══ INFORMATION GIVEN
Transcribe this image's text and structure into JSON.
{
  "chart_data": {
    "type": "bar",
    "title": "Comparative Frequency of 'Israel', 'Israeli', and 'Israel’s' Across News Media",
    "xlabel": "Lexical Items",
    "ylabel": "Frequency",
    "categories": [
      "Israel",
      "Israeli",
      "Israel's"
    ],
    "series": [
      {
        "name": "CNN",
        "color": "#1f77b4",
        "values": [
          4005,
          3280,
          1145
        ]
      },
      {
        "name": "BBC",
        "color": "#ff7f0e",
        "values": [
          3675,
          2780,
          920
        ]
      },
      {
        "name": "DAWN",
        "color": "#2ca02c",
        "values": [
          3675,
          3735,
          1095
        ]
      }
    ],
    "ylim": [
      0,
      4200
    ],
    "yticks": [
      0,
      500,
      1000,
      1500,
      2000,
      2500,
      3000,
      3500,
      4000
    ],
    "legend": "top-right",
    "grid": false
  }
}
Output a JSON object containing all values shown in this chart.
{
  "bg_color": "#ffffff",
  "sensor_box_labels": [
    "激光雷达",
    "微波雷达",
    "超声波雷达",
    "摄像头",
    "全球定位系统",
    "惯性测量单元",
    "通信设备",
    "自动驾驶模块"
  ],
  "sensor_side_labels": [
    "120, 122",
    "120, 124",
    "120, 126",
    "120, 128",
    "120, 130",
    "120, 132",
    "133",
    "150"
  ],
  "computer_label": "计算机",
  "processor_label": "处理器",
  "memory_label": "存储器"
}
════
▶ **WHAT NEEDS TO BE DONE**
Extract the data in full. Keep it word for word.

▶ **RESULT OF THE TASK**
Transcribe this image's text and structure into JSON.
{
  "chart_data": {
    "type": "bar",
    "title": "Comparative Frequency of 'Israel', 'Israeli', and 'Israel’s' Across News Media",
    "xlabel": "Lexical Items",
    "ylabel": "Frequency",
    "categories": [
      "Israel",
      "Israeli",
      "Israel's"
    ],
    "series": [
      {
        "name": "CNN",
        "color": "#1f77b4",
        "values": [
          4005,
          3280,
          1145
        ]
      },
      {
        "name": "BBC",
        "color": "#ff7f0e",
        "values": [
          3675,
          2780,
          920
        ]
      },
      {
        "name": "DAWN",
        "color": "#2ca02c",
        "values": [
          3675,
          3735,
          1095
        ]
      }
    ],
    "ylim": [
      0,
      4200
    ],
    "yticks": [
      0,
      500,
      1000,
      1500,
      2000,
      2500,
      3000,
      3500,
      4000
    ],
    "legend": "top-right",
    "grid": false
  }
}
Output a JSON object containing all values shown in this chart.
{
  "bg_color": "#ffffff",
  "sensor_box_labels": [
    "激光雷达",
    "微波雷达",
    "超声波雷达",
    "摄像头",
    "全球定位系统",
    "惯性测量单元",
    "通信设备",
    "自动驾驶模块"
  ],
  "sensor_side_labels": [
    "120, 122",
    "120, 124",
    "120, 126",
    "120, 128",
    "120, 130",
    "120, 132",
    "133",
    "150"
  ],
  "computer_label": "计算机",
  "processor_label": "处理器",
  "memory_label": "存储器"
}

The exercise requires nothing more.